### WHAT THE EXERCISE ASKS
Write out only the lines running from the one that contains "Transcribe this image's" to the end of the material, both ends included.
+ + +
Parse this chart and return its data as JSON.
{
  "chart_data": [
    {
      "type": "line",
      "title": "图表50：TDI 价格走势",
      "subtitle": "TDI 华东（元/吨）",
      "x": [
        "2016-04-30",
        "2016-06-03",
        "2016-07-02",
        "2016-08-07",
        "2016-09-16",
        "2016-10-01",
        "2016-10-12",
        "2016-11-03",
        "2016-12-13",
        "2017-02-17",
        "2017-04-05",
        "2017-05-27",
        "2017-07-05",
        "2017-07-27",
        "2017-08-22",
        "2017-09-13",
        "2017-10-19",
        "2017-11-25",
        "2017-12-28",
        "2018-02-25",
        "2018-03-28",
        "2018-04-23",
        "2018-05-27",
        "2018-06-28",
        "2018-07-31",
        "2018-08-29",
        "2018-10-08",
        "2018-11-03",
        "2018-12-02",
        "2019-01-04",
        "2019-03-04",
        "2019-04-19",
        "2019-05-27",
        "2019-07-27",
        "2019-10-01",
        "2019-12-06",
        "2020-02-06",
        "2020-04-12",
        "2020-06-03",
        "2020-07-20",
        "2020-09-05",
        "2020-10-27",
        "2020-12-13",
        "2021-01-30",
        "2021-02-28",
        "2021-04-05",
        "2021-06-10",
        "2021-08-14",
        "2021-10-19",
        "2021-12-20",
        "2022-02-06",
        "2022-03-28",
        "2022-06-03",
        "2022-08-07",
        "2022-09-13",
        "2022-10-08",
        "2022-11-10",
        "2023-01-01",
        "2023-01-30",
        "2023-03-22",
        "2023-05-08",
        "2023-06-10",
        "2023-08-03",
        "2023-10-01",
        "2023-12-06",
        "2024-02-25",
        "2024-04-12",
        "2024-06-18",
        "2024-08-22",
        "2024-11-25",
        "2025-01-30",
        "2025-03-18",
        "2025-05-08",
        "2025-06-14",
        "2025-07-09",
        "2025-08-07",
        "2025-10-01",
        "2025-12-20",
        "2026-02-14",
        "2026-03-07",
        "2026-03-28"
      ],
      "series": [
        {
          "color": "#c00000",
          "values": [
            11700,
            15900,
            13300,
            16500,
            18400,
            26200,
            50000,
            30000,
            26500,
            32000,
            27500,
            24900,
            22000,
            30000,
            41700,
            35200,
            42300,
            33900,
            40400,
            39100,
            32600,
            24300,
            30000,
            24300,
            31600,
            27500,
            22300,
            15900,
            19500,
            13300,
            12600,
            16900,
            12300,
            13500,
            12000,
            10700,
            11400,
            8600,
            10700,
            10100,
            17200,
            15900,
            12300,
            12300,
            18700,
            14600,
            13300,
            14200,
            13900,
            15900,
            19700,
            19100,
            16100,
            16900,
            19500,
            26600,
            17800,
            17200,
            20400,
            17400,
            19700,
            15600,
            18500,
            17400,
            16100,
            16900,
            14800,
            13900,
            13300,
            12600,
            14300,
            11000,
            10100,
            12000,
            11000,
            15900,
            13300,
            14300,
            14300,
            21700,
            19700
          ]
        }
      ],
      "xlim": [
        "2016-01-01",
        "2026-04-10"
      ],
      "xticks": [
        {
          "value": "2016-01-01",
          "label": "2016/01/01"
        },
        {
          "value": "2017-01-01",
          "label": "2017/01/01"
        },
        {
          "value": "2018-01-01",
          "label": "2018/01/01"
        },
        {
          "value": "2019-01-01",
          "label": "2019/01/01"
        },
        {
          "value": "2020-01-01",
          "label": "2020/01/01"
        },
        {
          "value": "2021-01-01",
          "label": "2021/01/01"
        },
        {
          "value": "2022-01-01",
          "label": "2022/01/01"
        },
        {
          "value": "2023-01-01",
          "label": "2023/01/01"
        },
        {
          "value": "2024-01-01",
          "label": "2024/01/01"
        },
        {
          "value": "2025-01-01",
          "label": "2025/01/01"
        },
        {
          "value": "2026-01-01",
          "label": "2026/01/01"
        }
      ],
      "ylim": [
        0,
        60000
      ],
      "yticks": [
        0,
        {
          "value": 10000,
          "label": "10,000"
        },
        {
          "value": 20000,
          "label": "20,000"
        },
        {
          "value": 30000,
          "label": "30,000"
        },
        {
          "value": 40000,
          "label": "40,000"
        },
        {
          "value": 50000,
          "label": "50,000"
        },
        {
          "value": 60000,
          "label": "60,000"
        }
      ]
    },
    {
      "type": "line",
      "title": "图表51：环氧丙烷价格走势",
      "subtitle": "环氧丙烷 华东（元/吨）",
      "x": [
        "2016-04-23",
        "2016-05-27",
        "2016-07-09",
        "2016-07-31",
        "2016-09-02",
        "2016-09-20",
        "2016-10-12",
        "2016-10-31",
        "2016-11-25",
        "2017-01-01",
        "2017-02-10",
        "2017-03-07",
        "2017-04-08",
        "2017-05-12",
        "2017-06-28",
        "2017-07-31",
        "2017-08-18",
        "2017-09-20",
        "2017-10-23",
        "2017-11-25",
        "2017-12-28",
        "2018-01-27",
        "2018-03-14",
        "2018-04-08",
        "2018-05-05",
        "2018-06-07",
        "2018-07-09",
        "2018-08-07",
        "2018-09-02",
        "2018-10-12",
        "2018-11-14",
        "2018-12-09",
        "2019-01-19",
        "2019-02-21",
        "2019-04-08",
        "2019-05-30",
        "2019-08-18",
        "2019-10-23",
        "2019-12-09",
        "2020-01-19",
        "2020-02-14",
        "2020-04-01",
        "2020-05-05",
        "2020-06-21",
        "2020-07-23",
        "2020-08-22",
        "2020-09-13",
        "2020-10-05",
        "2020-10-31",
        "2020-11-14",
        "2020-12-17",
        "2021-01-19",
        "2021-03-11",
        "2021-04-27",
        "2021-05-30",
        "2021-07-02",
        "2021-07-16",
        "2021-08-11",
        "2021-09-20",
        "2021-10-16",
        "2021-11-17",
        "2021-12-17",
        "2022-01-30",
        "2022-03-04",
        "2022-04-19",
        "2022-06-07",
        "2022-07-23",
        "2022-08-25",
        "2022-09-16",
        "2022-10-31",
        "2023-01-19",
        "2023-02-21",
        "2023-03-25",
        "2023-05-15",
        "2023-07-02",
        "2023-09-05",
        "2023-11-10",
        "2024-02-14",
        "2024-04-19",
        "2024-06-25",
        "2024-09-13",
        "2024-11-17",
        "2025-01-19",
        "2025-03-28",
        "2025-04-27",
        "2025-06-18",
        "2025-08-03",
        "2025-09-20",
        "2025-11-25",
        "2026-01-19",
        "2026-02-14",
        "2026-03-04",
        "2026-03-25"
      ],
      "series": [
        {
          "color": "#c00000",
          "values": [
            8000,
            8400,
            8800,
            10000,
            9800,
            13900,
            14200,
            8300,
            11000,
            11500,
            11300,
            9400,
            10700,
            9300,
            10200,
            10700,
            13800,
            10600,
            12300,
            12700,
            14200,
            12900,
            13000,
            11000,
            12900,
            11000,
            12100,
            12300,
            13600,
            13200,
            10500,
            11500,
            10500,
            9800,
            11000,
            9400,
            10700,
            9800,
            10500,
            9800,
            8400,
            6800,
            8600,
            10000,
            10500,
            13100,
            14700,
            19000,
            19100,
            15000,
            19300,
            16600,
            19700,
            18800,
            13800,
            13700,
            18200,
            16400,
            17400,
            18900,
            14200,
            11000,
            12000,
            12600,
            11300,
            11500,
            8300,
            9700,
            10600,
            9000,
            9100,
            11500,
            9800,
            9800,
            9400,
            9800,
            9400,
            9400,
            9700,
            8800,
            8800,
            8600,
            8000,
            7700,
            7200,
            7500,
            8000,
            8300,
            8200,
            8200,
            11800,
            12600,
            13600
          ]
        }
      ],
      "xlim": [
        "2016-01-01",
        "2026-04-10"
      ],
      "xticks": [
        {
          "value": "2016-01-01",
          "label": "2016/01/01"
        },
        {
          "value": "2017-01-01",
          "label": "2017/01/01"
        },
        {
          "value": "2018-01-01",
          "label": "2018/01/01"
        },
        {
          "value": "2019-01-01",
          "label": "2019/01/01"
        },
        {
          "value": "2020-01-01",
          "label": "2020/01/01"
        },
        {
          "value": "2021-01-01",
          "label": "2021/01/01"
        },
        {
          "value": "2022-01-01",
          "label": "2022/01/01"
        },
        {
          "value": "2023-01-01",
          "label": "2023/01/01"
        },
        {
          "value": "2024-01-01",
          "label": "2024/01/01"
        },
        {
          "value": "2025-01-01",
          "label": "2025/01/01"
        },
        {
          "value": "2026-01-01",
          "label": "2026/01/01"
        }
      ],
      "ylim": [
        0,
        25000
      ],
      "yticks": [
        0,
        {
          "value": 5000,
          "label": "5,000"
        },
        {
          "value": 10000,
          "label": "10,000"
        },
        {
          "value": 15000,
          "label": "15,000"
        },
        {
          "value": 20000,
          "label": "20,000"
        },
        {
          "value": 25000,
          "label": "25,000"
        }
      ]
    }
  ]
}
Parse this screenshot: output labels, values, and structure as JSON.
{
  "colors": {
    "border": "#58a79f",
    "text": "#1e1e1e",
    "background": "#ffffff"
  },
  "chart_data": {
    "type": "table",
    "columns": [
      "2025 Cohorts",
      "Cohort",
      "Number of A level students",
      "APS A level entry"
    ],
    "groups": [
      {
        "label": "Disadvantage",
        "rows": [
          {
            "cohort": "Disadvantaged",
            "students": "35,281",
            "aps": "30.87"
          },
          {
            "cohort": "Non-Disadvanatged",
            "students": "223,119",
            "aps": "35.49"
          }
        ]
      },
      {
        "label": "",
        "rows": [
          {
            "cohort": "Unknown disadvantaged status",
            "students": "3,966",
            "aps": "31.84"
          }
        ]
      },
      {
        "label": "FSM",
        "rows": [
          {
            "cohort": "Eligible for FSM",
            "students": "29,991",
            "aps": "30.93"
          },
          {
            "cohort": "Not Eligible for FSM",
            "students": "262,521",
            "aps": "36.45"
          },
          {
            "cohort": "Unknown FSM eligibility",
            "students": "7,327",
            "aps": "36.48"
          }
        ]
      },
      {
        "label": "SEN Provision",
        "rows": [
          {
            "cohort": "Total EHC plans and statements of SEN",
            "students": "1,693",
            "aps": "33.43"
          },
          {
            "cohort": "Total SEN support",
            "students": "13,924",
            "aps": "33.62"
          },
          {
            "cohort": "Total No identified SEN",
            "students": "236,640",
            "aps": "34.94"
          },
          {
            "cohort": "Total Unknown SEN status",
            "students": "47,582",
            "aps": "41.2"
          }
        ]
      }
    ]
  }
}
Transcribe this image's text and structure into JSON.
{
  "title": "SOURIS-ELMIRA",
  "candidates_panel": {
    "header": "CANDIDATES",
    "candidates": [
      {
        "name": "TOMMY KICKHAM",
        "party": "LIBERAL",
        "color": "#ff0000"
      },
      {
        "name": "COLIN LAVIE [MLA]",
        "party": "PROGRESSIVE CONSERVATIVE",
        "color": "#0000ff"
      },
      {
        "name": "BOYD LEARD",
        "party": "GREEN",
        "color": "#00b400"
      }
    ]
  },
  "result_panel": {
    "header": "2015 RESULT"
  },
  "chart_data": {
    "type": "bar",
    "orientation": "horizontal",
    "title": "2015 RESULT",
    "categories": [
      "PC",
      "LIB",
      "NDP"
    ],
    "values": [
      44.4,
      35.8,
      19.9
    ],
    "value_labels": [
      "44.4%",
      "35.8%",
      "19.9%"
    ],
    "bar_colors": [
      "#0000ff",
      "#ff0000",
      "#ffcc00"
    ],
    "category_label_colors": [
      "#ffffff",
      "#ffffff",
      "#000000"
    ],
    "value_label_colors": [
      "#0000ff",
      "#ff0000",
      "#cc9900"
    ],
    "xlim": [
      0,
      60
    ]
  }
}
+ + +
### RESPONSE FOR THIS EXERCISE
Transcribe this image's text and structure into JSON.
{
  "title": "SOURIS-ELMIRA",
  "candidates_panel": {
    "header": "CANDIDATES",
    "candidates": [
      {
        "name": "TOMMY KICKHAM",
        "party": "LIBERAL",
        "color": "#ff0000"
      },
      {
        "name": "COLIN LAVIE [MLA]",
        "party": "PROGRESSIVE CONSERVATIVE",
        "color": "#0000ff"
      },
      {
        "name": "BOYD LEARD",
        "party": "GREEN",
        "color": "#00b400"
      }
    ]
  },
  "result_panel": {
    "header": "2015 RESULT"
  },
  "chart_data": {
    "type": "bar",
    "orientation": "horizontal",
    "title": "2015 RESULT",
    "categories": [
      "PC",
      "LIB",
      "NDP"
    ],
    "values": [
      44.4,
      35.8,
      19.9
    ],
    "value_labels": [
      "44.4%",
      "35.8%",
      "19.9%"
    ],
    "bar_colors": [
      "#0000ff",
      "#ff0000",
      "#ffcc00"
    ],
    "category_label_colors": [
      "#ffffff",
      "#ffffff",
      "#000000"
    ],
    "value_label_colors": [
      "#0000ff",
      "#ff0000",
      "#cc9900"
    ],
    "xlim": [
      0,
      60
    ]
  }
}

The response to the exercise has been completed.